___ RAW DATA

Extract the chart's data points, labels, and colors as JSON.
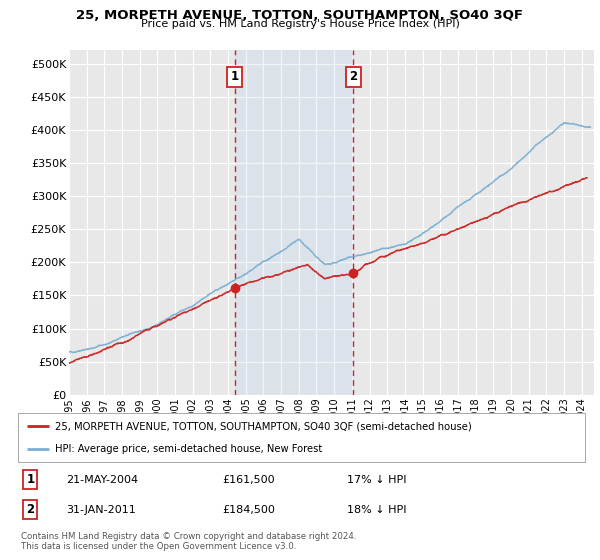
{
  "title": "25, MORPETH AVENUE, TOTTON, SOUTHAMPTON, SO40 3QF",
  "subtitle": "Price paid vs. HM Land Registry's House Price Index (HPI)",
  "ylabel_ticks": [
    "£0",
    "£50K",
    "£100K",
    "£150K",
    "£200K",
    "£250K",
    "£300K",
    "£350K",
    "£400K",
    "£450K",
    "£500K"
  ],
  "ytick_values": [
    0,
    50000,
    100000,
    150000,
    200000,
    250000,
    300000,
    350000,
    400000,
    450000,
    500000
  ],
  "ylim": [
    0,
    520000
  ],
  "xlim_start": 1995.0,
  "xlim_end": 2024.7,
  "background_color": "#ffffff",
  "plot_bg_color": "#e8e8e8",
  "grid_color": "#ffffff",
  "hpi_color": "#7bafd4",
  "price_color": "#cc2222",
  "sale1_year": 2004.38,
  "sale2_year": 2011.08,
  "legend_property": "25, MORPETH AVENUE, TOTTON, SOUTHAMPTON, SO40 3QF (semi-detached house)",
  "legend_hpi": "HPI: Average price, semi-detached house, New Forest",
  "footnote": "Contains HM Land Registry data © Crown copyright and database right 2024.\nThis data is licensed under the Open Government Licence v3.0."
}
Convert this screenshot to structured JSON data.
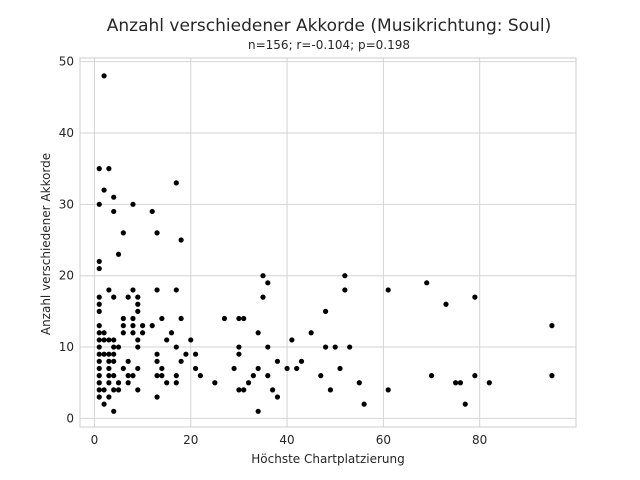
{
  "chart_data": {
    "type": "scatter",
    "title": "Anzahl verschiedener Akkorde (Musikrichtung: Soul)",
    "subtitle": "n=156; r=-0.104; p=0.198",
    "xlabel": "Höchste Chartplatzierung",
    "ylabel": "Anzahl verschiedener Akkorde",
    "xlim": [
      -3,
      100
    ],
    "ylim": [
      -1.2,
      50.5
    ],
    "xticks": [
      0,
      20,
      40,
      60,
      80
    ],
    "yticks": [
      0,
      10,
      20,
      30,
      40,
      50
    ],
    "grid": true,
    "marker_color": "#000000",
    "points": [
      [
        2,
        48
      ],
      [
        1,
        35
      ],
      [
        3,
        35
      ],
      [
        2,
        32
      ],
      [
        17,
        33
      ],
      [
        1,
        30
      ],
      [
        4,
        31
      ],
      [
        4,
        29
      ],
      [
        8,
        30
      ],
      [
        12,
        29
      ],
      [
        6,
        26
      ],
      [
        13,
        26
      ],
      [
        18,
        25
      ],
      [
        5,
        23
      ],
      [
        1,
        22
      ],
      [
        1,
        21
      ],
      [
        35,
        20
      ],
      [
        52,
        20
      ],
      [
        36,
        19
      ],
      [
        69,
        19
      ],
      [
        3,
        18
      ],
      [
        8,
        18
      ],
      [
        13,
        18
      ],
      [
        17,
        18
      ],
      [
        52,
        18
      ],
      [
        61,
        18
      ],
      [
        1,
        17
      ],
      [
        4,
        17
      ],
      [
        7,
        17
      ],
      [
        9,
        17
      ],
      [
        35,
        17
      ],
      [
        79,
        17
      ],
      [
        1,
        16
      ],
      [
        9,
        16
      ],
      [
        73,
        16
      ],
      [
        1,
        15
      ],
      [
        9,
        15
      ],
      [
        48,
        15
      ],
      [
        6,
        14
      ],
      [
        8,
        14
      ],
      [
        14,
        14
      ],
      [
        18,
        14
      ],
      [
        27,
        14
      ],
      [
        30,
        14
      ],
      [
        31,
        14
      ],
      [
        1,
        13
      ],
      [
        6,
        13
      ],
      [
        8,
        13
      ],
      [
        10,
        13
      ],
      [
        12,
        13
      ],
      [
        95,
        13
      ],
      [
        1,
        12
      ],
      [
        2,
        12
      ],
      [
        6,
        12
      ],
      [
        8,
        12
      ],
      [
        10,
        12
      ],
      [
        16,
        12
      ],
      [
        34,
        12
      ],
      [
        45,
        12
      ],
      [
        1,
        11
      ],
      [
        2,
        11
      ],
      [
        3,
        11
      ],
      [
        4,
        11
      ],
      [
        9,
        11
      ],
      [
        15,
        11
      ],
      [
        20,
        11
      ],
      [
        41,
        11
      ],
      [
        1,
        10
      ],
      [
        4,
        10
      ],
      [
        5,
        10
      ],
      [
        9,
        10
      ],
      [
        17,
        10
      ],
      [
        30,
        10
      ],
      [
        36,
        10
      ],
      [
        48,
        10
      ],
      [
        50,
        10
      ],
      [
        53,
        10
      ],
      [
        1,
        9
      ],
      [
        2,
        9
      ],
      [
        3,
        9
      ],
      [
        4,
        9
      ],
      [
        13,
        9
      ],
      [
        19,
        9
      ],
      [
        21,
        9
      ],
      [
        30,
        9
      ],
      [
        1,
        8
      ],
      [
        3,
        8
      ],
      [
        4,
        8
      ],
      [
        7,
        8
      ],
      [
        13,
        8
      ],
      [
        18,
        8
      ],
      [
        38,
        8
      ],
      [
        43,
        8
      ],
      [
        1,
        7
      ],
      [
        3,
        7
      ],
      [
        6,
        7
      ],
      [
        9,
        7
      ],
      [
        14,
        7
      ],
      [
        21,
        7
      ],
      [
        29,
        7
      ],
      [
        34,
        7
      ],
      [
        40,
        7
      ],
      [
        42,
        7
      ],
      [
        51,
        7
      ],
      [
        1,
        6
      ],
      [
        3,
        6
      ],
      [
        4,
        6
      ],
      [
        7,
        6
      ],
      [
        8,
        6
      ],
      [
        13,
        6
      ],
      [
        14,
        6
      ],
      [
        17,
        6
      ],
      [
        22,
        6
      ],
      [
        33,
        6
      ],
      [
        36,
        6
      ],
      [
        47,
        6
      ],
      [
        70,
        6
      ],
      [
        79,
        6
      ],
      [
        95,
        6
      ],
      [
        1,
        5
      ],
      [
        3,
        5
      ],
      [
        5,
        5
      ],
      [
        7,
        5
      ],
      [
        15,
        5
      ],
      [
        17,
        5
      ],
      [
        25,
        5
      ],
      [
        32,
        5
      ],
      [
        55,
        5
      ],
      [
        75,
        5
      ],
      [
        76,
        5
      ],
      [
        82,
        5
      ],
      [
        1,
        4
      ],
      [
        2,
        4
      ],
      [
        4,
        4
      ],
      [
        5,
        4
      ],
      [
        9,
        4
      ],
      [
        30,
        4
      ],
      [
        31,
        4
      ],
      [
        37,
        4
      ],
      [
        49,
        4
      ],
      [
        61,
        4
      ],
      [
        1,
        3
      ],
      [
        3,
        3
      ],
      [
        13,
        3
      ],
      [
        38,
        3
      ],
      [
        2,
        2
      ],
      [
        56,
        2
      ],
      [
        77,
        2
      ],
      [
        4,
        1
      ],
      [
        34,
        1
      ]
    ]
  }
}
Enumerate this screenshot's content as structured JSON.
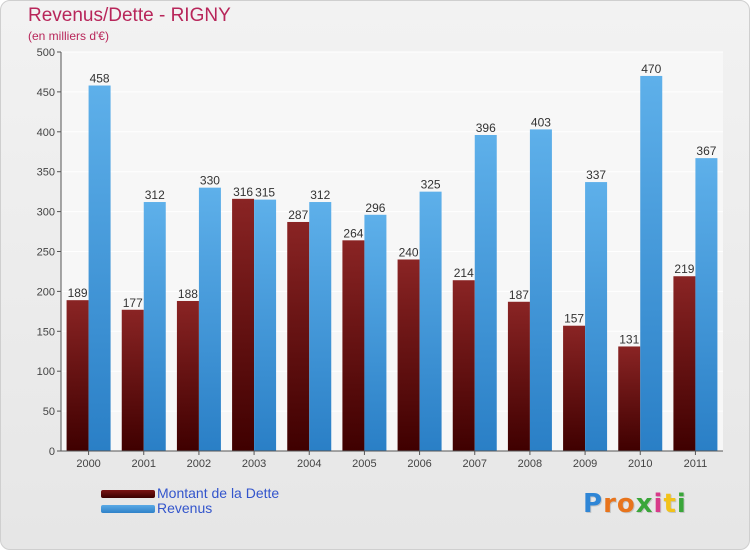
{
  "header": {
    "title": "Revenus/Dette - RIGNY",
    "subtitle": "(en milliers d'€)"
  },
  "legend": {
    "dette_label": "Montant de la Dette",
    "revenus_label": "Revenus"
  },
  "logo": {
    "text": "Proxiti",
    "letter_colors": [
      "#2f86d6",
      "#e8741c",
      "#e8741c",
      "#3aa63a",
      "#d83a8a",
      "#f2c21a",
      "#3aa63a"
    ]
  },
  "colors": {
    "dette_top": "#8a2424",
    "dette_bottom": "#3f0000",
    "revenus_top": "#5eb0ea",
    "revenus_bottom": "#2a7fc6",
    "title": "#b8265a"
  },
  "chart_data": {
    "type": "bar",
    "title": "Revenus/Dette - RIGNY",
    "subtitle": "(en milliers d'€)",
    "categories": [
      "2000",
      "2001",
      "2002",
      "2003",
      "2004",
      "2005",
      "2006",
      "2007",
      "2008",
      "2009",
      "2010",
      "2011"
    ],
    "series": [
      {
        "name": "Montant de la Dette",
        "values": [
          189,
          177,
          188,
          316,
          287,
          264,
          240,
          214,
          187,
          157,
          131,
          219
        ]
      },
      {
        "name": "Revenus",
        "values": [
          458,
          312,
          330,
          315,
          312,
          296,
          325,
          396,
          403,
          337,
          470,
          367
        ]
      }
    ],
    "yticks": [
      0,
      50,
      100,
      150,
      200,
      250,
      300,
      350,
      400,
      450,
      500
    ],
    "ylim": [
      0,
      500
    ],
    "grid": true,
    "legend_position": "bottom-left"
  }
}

______

** TASK OBJECTIVE **
Determine the number of lines in the data that contain "AVENUE" as a word or string, and state only that number.

** RESULT FOR THIS TASK **
2